**WHAT IS REQUIRED:** Can you give everything from the line containing "Patent image size: (1056, 944)." down to the line containing "The drive shaft 76 is at (367, 648).", both included, as a numbered list with the blank lines left out?

↓

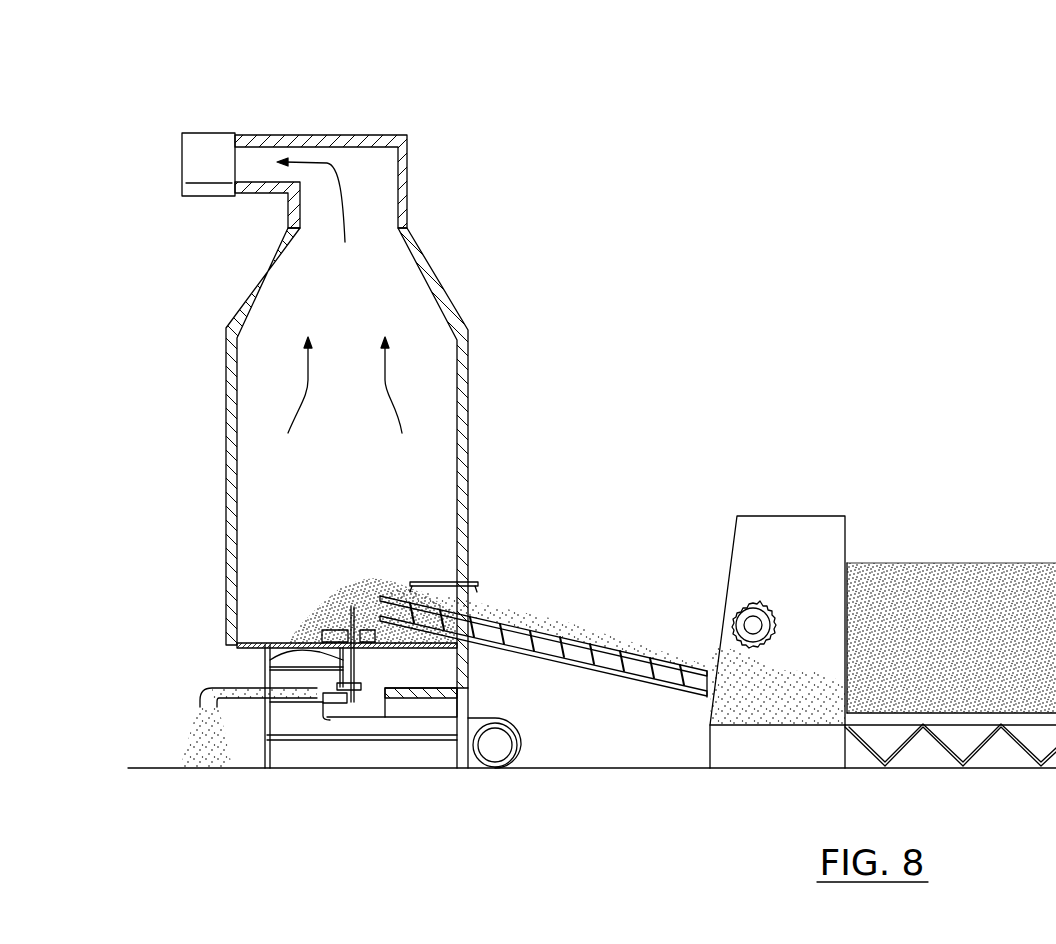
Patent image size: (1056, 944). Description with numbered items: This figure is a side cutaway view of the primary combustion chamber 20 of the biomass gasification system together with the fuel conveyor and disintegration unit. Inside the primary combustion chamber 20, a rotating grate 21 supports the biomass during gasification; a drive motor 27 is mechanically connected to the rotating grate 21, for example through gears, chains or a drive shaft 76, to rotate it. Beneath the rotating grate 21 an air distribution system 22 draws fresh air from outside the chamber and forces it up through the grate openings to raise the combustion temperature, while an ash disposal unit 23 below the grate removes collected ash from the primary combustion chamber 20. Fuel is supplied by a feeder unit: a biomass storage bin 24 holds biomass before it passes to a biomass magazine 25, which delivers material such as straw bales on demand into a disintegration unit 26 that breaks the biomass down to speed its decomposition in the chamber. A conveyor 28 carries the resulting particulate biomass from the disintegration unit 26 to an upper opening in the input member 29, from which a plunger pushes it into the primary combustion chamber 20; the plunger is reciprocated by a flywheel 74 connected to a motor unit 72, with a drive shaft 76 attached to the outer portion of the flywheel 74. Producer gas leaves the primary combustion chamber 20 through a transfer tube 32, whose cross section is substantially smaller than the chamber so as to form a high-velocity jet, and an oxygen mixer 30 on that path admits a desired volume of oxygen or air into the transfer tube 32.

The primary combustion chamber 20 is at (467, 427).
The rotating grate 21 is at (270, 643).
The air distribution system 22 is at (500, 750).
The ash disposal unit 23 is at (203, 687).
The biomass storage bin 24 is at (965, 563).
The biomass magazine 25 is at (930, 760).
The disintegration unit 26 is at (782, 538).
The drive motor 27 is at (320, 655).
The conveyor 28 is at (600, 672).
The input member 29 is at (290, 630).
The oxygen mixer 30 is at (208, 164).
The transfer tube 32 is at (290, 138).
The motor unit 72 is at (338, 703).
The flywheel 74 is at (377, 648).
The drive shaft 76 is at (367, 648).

↑
↓

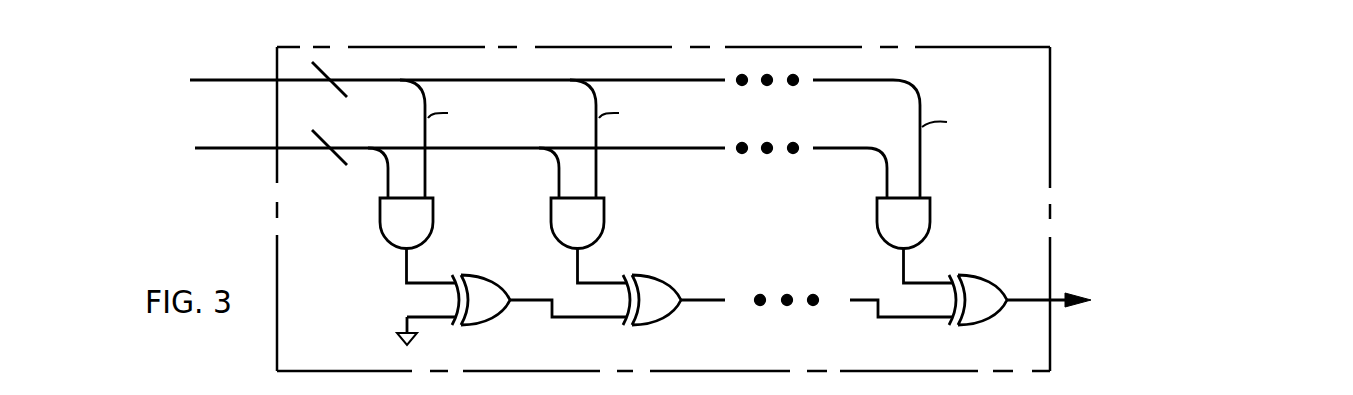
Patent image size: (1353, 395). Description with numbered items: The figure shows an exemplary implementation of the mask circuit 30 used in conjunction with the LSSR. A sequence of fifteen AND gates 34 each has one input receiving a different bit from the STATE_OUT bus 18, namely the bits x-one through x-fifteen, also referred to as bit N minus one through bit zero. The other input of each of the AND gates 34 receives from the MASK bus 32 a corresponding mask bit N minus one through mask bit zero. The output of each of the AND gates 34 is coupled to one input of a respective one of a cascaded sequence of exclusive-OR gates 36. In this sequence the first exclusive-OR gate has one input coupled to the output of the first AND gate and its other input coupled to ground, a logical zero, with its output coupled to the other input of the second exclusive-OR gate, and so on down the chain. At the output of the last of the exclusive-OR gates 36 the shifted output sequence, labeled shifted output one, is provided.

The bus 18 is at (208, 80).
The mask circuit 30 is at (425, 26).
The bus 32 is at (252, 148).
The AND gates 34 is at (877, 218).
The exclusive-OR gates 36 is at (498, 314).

↑

**FINAL RESULT:**
1. Patent image size: (1056, 944). Description with numbered items: This figure is a side cutaway view of the primary combustion chamber 20 of the biomass gasification system together with the fuel conveyor and disintegration unit. Inside the primary combustion chamber 20, a rotating grate 21 supports the biomass during gasification; a drive motor 27 is mechanically connected to the rotating grate 21, for example through gears, chains or a drive shaft 76, to rotate it. Beneath the rotating grate 21 an air distribution system 22 draws fresh air from outside the chamber and forces it up through the grate openings to raise the combustion temperature, while an ash disposal unit 23 below the grate removes collected ash from the primary combustion chamber 20. Fuel is supplied by a feeder unit: a biomass storage bin 24 holds biomass before it passes to a biomass magazine 25, which delivers material such as straw bales on demand into a disintegration unit 26 that breaks the biomass down to speed its decomposition in the chamber. A conveyor 28 carries the resulting particulate biomass from the disintegration unit 26 to an upper opening in the input member 29, from which a plunger pushes it into the primary combustion chamber 20; the plunger is reciprocated by a flywheel 74 connected to a motor unit 72, with a drive shaft 76 attached to the outer portion of the flywheel 74. Producer gas leaves the primary combustion chamber 20 through a transfer tube 32, whose cross section is substantially smaller than the chamber so as to form a high-velocity jet, and an oxygen mixer 30 on that path admits a desired volume of oxygen or air into the transfer tube 32.
2. The primary combustion chamber 20 is at (467, 427).
3. The rotating grate 21 is at (270, 643).
4. The air distribution system 22 is at (500, 750).
5. The ash disposal unit 23 is at (203, 687).
6. The biomass storage bin 24 is at (965, 563).
7. The biomass magazine 25 is at (930, 760).
8. The disintegration unit 26 is at (782, 538).
9. The drive motor 27 is at (320, 655).
10. The conveyor 28 is at (600, 672).
11. The input member 29 is at (290, 630).
12. The oxygen mixer 30 is at (208, 164).
13. The transfer tube 32 is at (290, 138).
14. The motor unit 72 is at (338, 703).
15. The flywheel 74 is at (377, 648).
16. The drive shaft 76 is at (367, 648).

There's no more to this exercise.